> EXERCISE OBJECTIVE:
Reproduce verbatim the lines of the items beginning with the line that contains "table-cell: 8: 8" and continuing through the line that contains "options-label: Options bbox=[623, 208, 665, 222]", with both of those lines included.

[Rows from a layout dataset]
[start]
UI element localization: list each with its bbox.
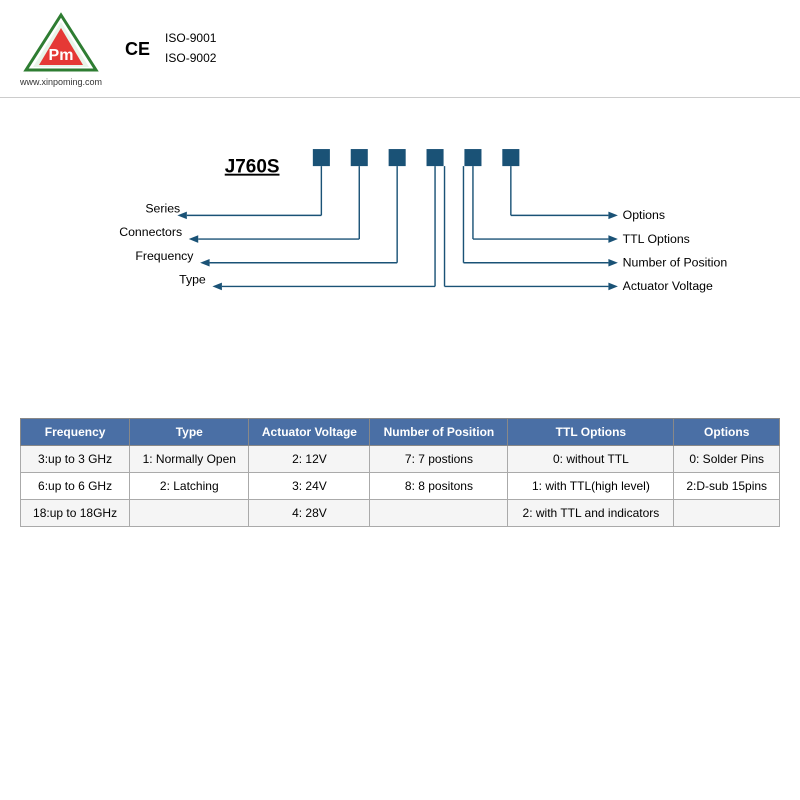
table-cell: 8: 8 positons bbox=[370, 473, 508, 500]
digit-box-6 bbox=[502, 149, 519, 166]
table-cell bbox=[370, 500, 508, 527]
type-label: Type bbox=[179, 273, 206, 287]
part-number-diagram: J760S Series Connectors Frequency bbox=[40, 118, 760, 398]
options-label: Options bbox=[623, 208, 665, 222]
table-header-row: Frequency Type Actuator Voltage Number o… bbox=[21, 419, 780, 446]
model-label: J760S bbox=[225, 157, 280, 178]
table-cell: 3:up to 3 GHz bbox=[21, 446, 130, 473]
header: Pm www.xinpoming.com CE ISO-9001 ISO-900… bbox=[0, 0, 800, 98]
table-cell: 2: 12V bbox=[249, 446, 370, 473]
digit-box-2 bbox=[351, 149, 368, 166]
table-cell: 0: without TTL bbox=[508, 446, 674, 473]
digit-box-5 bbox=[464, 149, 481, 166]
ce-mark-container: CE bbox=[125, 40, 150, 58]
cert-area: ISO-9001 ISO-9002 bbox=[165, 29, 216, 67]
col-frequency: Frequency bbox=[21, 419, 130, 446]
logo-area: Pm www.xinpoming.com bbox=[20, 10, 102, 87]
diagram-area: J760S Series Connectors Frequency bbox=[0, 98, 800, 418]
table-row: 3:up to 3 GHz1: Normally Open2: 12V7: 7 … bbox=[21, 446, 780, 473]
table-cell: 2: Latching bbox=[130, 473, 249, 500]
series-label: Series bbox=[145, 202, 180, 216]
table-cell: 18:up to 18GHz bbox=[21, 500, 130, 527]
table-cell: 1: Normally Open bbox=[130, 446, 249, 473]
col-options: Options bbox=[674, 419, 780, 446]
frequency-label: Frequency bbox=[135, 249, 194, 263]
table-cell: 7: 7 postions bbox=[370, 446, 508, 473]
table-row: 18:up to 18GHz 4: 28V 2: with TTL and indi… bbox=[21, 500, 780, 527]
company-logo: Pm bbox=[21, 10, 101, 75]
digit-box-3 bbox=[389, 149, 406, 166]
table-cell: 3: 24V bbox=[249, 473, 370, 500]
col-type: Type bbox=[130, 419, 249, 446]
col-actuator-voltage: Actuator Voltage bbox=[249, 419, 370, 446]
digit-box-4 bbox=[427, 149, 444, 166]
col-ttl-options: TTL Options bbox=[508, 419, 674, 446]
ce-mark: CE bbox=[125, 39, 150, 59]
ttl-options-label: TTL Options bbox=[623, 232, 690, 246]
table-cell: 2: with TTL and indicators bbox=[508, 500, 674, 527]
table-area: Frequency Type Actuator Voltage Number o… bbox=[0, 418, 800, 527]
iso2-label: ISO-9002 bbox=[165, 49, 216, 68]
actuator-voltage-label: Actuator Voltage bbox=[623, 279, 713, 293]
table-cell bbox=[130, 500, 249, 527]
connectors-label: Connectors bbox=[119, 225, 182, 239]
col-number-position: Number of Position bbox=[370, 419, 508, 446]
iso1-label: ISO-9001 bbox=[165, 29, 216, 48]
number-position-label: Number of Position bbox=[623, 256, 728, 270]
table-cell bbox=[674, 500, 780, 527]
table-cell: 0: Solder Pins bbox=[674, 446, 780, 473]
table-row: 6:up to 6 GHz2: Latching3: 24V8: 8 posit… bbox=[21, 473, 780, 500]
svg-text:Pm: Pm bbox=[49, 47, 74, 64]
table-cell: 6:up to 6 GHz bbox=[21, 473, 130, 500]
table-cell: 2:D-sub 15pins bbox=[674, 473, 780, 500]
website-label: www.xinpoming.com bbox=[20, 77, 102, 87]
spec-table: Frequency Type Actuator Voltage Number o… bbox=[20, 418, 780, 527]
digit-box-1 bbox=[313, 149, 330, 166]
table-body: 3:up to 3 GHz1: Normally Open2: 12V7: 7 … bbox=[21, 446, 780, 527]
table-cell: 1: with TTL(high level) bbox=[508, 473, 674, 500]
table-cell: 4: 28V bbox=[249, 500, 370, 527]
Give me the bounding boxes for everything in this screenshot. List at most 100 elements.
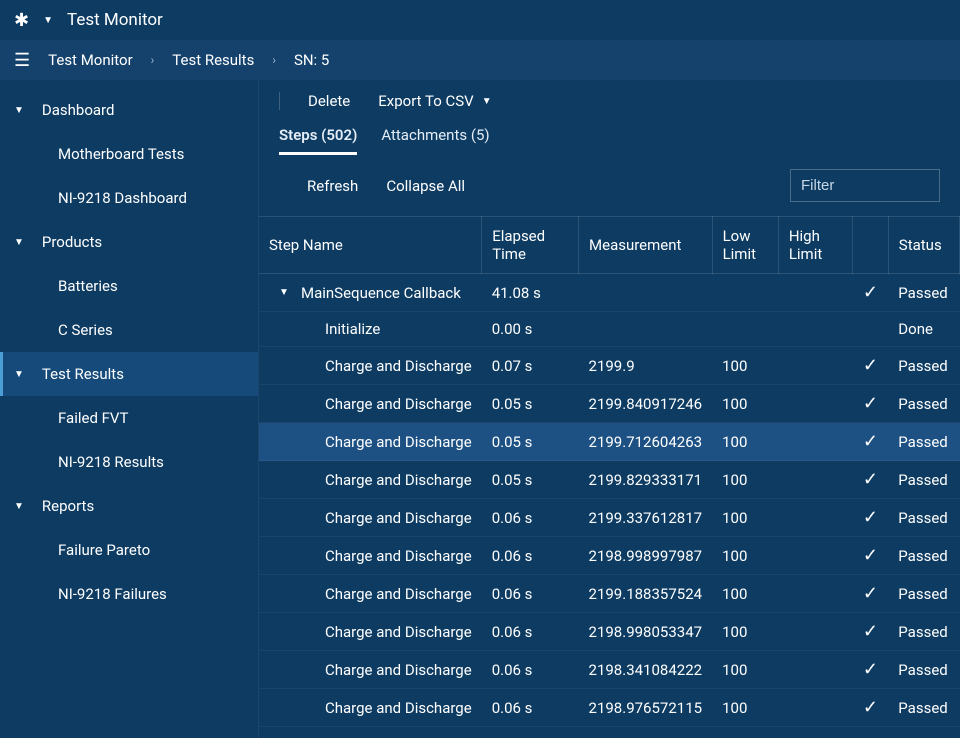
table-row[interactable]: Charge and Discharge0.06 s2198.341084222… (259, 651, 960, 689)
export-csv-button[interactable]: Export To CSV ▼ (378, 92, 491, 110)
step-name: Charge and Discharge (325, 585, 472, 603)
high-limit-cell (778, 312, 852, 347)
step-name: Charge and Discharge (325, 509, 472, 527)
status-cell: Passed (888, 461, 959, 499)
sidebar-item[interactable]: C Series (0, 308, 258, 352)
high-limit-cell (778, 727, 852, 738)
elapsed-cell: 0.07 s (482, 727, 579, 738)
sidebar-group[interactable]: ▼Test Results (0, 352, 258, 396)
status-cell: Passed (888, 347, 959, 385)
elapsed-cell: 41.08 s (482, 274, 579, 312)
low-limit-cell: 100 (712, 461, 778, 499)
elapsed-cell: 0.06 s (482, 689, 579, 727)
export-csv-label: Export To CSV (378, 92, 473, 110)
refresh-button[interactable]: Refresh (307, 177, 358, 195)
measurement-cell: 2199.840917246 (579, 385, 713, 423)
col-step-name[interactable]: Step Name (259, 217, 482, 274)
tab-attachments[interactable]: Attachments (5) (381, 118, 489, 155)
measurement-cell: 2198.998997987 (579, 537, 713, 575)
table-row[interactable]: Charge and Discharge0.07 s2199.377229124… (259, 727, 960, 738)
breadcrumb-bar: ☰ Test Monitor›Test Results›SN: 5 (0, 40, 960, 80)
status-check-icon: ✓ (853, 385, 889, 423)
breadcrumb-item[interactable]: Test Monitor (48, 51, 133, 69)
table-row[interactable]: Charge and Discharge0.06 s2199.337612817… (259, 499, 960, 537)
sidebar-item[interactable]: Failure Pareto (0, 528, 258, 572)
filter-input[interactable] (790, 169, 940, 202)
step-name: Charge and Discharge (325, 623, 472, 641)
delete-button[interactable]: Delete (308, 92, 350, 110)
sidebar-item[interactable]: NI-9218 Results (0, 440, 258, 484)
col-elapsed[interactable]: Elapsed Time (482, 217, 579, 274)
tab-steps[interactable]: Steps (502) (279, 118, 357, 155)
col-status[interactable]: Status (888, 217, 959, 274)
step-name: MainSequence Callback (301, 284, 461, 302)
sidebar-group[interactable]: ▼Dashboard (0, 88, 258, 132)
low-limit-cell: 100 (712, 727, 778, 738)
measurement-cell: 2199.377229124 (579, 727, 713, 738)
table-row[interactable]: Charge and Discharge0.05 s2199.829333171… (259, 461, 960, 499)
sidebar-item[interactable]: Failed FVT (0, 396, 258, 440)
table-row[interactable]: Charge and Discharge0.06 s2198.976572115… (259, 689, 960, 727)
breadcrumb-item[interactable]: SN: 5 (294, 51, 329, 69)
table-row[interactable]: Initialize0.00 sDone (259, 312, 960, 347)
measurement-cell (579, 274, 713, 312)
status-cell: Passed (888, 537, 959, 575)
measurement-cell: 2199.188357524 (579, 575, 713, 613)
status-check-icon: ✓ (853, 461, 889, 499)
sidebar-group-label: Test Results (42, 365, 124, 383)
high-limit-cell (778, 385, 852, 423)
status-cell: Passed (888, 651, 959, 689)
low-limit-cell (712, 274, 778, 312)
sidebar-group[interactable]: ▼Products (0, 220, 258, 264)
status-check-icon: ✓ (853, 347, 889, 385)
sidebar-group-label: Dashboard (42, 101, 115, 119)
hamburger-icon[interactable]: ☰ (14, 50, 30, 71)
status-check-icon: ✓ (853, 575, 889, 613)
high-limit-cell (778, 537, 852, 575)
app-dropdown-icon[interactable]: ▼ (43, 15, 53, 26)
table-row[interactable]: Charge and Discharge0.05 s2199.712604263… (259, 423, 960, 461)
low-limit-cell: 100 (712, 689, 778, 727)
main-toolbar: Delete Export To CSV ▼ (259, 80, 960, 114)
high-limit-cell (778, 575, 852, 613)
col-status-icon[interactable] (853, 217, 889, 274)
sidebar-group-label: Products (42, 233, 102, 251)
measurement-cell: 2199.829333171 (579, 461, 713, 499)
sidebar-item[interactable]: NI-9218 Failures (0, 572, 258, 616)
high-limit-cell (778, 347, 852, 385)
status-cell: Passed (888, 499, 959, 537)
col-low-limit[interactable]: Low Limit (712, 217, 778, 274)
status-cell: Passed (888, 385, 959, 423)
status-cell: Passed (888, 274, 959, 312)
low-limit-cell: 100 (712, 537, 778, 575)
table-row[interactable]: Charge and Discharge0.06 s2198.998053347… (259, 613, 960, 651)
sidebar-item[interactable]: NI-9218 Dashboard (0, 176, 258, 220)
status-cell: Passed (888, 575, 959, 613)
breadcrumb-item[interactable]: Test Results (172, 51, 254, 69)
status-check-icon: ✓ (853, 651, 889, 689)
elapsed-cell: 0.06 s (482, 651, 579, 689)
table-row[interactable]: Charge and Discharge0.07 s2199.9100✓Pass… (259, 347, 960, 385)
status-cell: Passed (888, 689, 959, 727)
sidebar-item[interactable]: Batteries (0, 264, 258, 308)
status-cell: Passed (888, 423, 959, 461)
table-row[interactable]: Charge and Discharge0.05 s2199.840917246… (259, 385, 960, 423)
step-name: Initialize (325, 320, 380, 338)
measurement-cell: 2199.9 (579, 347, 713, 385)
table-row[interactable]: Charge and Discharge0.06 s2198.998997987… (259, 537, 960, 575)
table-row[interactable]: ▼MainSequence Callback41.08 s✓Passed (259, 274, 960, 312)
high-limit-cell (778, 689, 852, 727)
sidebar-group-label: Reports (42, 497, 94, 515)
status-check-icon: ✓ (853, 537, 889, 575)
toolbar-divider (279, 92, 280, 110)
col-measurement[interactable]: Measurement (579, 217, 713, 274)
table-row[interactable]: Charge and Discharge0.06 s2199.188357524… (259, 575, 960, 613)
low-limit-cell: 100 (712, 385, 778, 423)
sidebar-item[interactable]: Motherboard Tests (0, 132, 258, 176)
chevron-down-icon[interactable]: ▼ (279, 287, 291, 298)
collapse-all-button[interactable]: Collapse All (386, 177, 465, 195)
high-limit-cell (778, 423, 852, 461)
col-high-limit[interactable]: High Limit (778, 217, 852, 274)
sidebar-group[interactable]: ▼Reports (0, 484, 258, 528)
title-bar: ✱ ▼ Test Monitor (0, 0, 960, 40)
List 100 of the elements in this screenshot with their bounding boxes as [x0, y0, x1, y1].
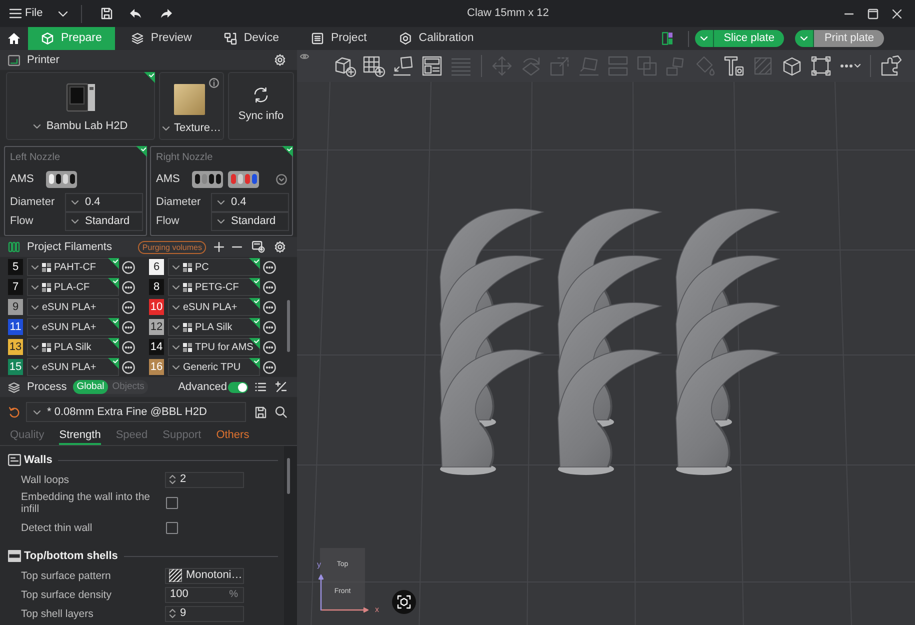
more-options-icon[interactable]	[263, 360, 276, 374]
[end]
> EXERCISE ANSWER:
table-cell: 8: 8 positons bbox=[370, 473, 508, 500]
digit-box-6 bbox=[502, 149, 519, 166]
table-cell bbox=[370, 500, 508, 527]
type-label: Type bbox=[179, 273, 206, 287]
part-number-diagram: J760S Series Connectors Frequency bbox=[40, 118, 760, 398]
options-label: Options bbox=[623, 208, 665, 222]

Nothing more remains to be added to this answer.